▶ **Written instruction**:
Exact reproduction of the data is required, with images excluded.

(Records about charts and figures)
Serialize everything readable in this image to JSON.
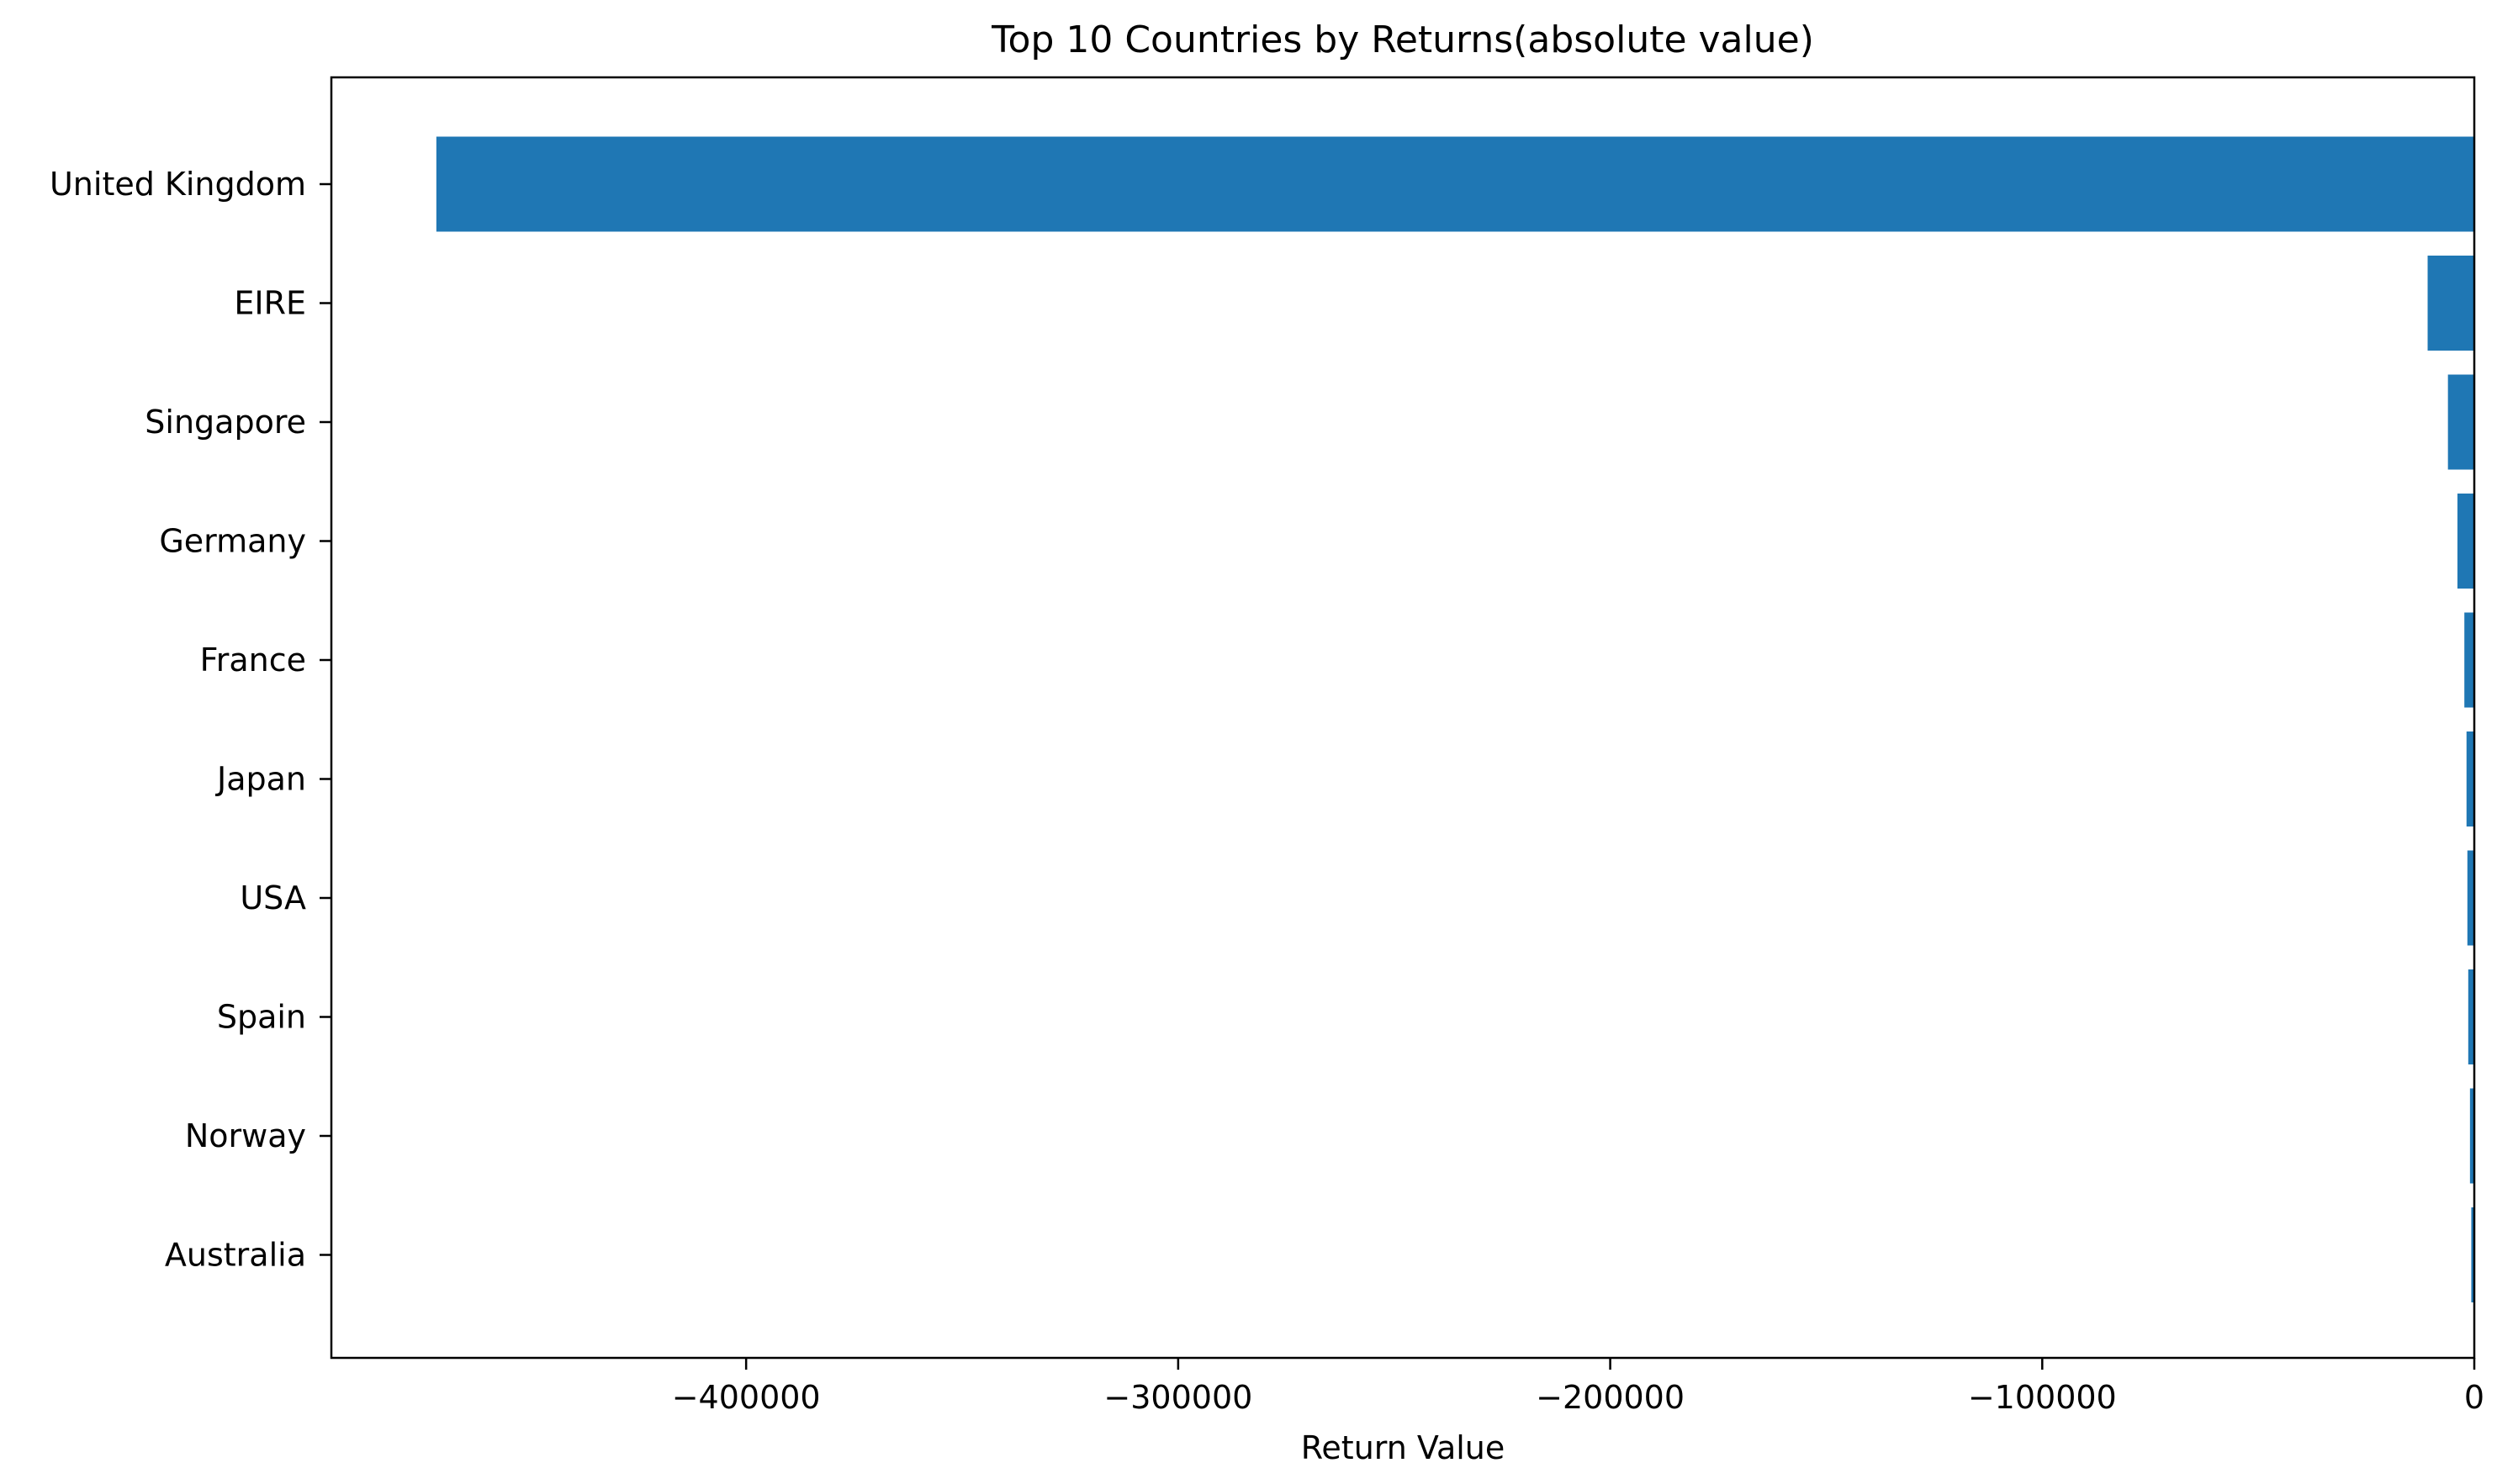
{
  "chart_data": {
    "type": "bar",
    "orientation": "horizontal",
    "title": "Top 10 Countries by Returns(absolute value)",
    "xlabel": "Return Value",
    "ylabel": "",
    "categories": [
      "United Kingdom",
      "EIRE",
      "Singapore",
      "Germany",
      "France",
      "Japan",
      "USA",
      "Spain",
      "Norway",
      "Australia"
    ],
    "values": [
      -471700,
      -10800,
      -6100,
      -3900,
      -2300,
      -1800,
      -1600,
      -1400,
      -1000,
      -700
    ],
    "xlim": [
      -496000,
      0
    ],
    "xticks": [
      -400000,
      -300000,
      -200000,
      -100000,
      0
    ],
    "xtick_labels": [
      "−400000",
      "−300000",
      "−200000",
      "−100000",
      "0"
    ],
    "bar_color": "#1f77b4",
    "grid": false,
    "legend": "none"
  }
}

▶ **Result of the task**:
Serialize everything readable in this image to JSON.
{
  "chart_data": {
    "type": "bar",
    "orientation": "horizontal",
    "title": "Top 10 Countries by Returns(absolute value)",
    "xlabel": "Return Value",
    "ylabel": "",
    "categories": [
      "United Kingdom",
      "EIRE",
      "Singapore",
      "Germany",
      "France",
      "Japan",
      "USA",
      "Spain",
      "Norway",
      "Australia"
    ],
    "values": [
      -471700,
      -10800,
      -6100,
      -3900,
      -2300,
      -1800,
      -1600,
      -1400,
      -1000,
      -700
    ],
    "xlim": [
      -496000,
      0
    ],
    "xticks": [
      -400000,
      -300000,
      -200000,
      -100000,
      0
    ],
    "xtick_labels": [
      "−400000",
      "−300000",
      "−200000",
      "−100000",
      "0"
    ],
    "bar_color": "#1f77b4",
    "grid": false,
    "legend": "none"
  }
}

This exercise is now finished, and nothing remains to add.